**Job:** Give back the entire listing verbatim.

**Data in this exercise:**
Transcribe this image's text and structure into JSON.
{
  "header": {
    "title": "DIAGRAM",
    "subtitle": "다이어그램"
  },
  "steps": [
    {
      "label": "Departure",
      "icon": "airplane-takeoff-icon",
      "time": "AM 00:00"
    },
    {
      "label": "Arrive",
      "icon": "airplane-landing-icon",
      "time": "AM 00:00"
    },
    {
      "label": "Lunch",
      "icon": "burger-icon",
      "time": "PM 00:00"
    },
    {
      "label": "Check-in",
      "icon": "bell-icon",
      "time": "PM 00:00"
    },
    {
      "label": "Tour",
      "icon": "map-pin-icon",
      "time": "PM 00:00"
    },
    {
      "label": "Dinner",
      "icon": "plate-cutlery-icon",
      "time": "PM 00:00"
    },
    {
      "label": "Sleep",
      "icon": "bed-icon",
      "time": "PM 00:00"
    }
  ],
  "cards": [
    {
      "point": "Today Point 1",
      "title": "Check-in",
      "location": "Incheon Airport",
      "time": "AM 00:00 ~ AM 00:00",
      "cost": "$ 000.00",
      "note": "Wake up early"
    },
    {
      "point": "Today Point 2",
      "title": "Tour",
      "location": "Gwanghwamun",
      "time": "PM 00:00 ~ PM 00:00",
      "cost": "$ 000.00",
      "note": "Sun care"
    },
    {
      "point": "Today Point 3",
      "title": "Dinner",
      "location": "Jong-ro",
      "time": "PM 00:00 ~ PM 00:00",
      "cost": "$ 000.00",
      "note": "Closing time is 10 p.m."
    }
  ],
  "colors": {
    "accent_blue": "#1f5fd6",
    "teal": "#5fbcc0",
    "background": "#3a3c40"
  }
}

**Exercise answer:**
Transcribe this image's text and structure into JSON.
{
  "header": {
    "title": "DIAGRAM",
    "subtitle": "다이어그램"
  },
  "steps": [
    {
      "label": "Departure",
      "icon": "airplane-takeoff-icon",
      "time": "AM 00:00"
    },
    {
      "label": "Arrive",
      "icon": "airplane-landing-icon",
      "time": "AM 00:00"
    },
    {
      "label": "Lunch",
      "icon": "burger-icon",
      "time": "PM 00:00"
    },
    {
      "label": "Check-in",
      "icon": "bell-icon",
      "time": "PM 00:00"
    },
    {
      "label": "Tour",
      "icon": "map-pin-icon",
      "time": "PM 00:00"
    },
    {
      "label": "Dinner",
      "icon": "plate-cutlery-icon",
      "time": "PM 00:00"
    },
    {
      "label": "Sleep",
      "icon": "bed-icon",
      "time": "PM 00:00"
    }
  ],
  "cards": [
    {
      "point": "Today Point 1",
      "title": "Check-in",
      "location": "Incheon Airport",
      "time": "AM 00:00 ~ AM 00:00",
      "cost": "$ 000.00",
      "note": "Wake up early"
    },
    {
      "point": "Today Point 2",
      "title": "Tour",
      "location": "Gwanghwamun",
      "time": "PM 00:00 ~ PM 00:00",
      "cost": "$ 000.00",
      "note": "Sun care"
    },
    {
      "point": "Today Point 3",
      "title": "Dinner",
      "location": "Jong-ro",
      "time": "PM 00:00 ~ PM 00:00",
      "cost": "$ 000.00",
      "note": "Closing time is 10 p.m."
    }
  ],
  "colors": {
    "accent_blue": "#1f5fd6",
    "teal": "#5fbcc0",
    "background": "#3a3c40"
  }
}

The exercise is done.